[Figure data in JSON]
··········

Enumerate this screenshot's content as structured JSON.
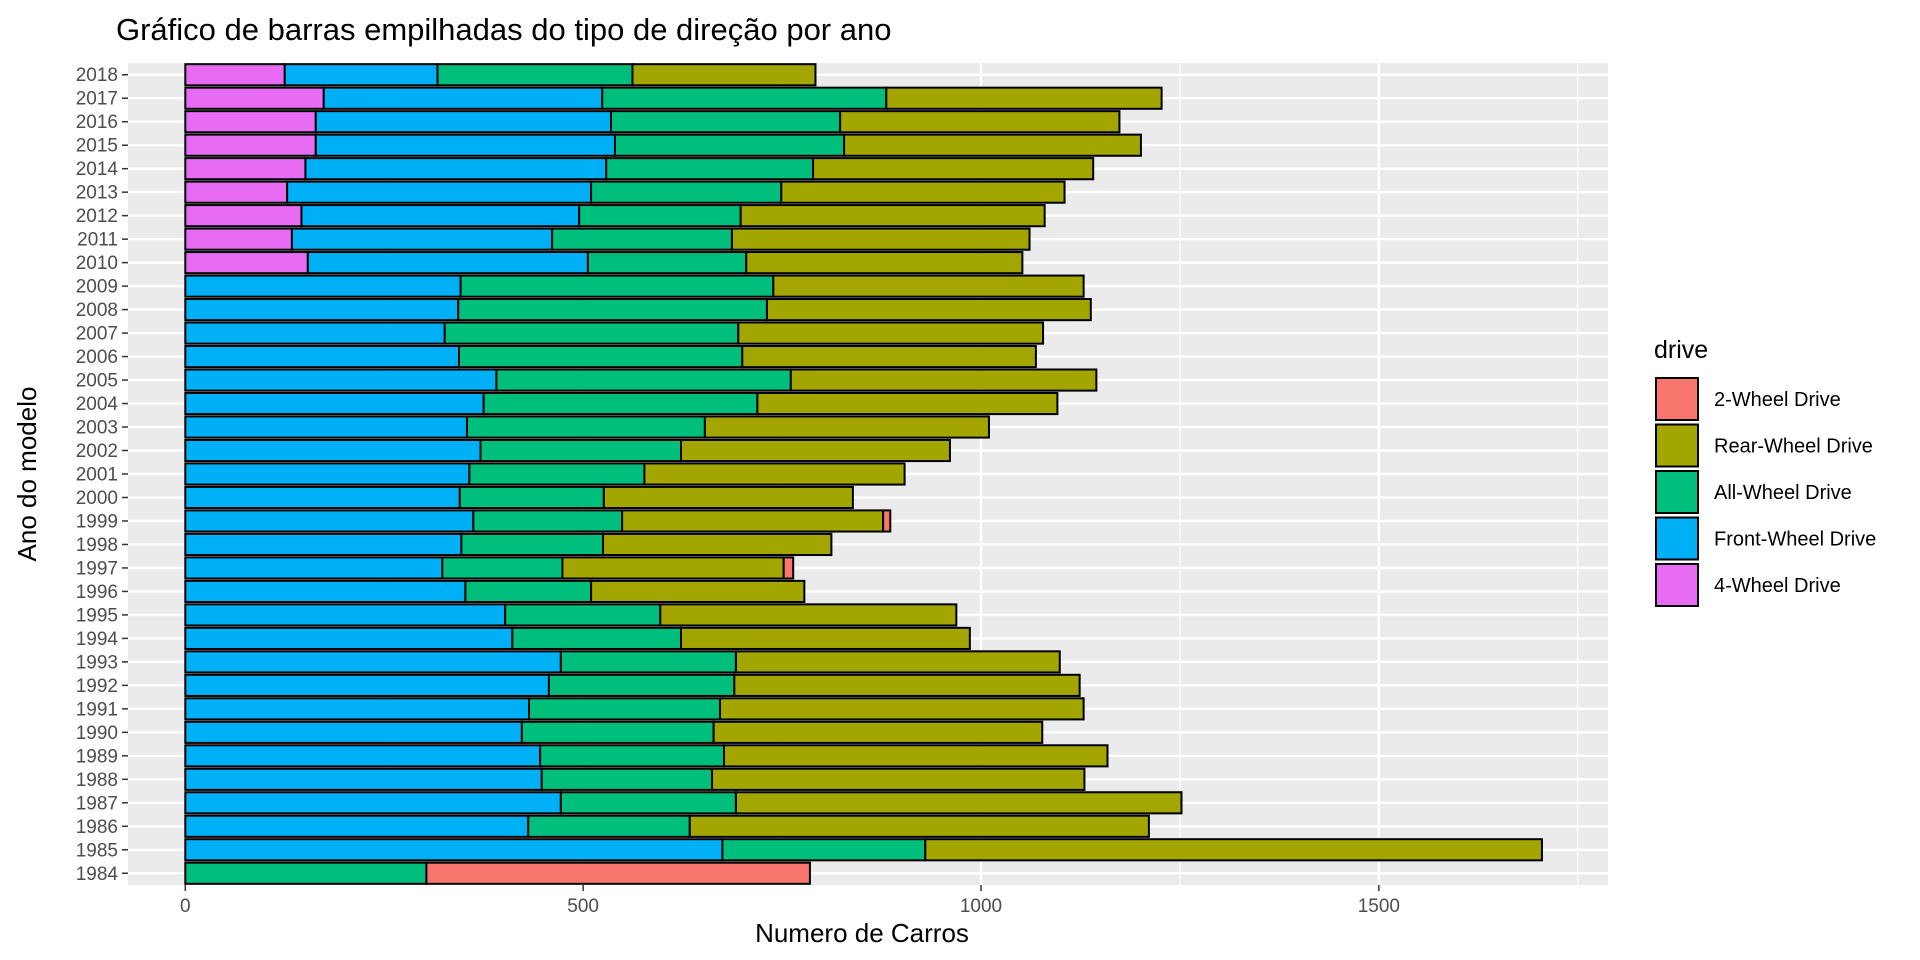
{
  "chart_data": {
    "type": "bar",
    "orientation": "horizontal",
    "stacked": true,
    "title": "Gráfico de barras empilhadas do tipo de direção por ano",
    "xlabel": "Numero de Carros",
    "ylabel": "Ano do modelo",
    "xlim": [
      -72,
      1788
    ],
    "x_ticks": [
      0,
      500,
      1000,
      1500
    ],
    "grid": true,
    "legend_position": "right",
    "legend": {
      "title": "drive",
      "items": [
        {
          "label": "2-Wheel Drive",
          "color": "#F8766D"
        },
        {
          "label": "Rear-Wheel Drive",
          "color": "#A3A500"
        },
        {
          "label": "All-Wheel Drive",
          "color": "#00BF7D"
        },
        {
          "label": "Front-Wheel Drive",
          "color": "#00B0F6"
        },
        {
          "label": "4-Wheel Drive",
          "color": "#E76BF3"
        }
      ]
    },
    "stack_order": [
      "4-Wheel Drive",
      "Front-Wheel Drive",
      "All-Wheel Drive",
      "Rear-Wheel Drive",
      "2-Wheel Drive"
    ],
    "categories": [
      "1984",
      "1985",
      "1986",
      "1987",
      "1988",
      "1989",
      "1990",
      "1991",
      "1992",
      "1993",
      "1994",
      "1995",
      "1996",
      "1997",
      "1998",
      "1999",
      "2000",
      "2001",
      "2002",
      "2003",
      "2004",
      "2005",
      "2006",
      "2007",
      "2008",
      "2009",
      "2010",
      "2011",
      "2012",
      "2013",
      "2014",
      "2015",
      "2016",
      "2017",
      "2018"
    ],
    "series": [
      {
        "name": "4-Wheel Drive",
        "color": "#E76BF3",
        "values": [
          0,
          0,
          0,
          0,
          0,
          0,
          0,
          0,
          0,
          0,
          0,
          0,
          0,
          0,
          0,
          0,
          0,
          0,
          0,
          0,
          0,
          0,
          0,
          0,
          0,
          0,
          154,
          134,
          146,
          128,
          151,
          164,
          164,
          174,
          125
        ]
      },
      {
        "name": "Front-Wheel Drive",
        "color": "#00B0F6",
        "values": [
          0,
          675,
          431,
          472,
          448,
          446,
          423,
          432,
          457,
          472,
          411,
          402,
          352,
          323,
          347,
          362,
          345,
          357,
          371,
          354,
          375,
          391,
          344,
          326,
          343,
          346,
          352,
          327,
          349,
          382,
          378,
          376,
          371,
          350,
          192
        ]
      },
      {
        "name": "All-Wheel Drive",
        "color": "#00BF7D",
        "values": [
          303,
          255,
          203,
          220,
          214,
          231,
          241,
          240,
          233,
          220,
          212,
          195,
          158,
          151,
          178,
          187,
          181,
          220,
          252,
          299,
          344,
          370,
          356,
          369,
          388,
          393,
          199,
          226,
          203,
          239,
          260,
          288,
          288,
          357,
          245
        ]
      },
      {
        "name": "Rear-Wheel Drive",
        "color": "#A3A500",
        "values": [
          0,
          775,
          577,
          560,
          468,
          482,
          413,
          457,
          434,
          407,
          363,
          372,
          268,
          278,
          287,
          328,
          313,
          327,
          338,
          357,
          377,
          384,
          369,
          383,
          407,
          390,
          347,
          374,
          382,
          356,
          352,
          373,
          351,
          346,
          230
        ]
      },
      {
        "name": "2-Wheel Drive",
        "color": "#F8766D",
        "values": [
          482,
          0,
          0,
          0,
          0,
          0,
          0,
          0,
          0,
          0,
          0,
          0,
          0,
          12,
          0,
          9,
          0,
          0,
          0,
          0,
          0,
          0,
          0,
          0,
          0,
          0,
          0,
          0,
          0,
          0,
          0,
          0,
          0,
          0,
          0
        ]
      }
    ]
  }
}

··········

Problem to work on => Report each line of the material above where the word "Rear" appears.

Answer for the task =>
          "label": "Rear-Wheel Drive",
      "Rear-Wheel Drive",
        "name": "Rear-Wheel Drive",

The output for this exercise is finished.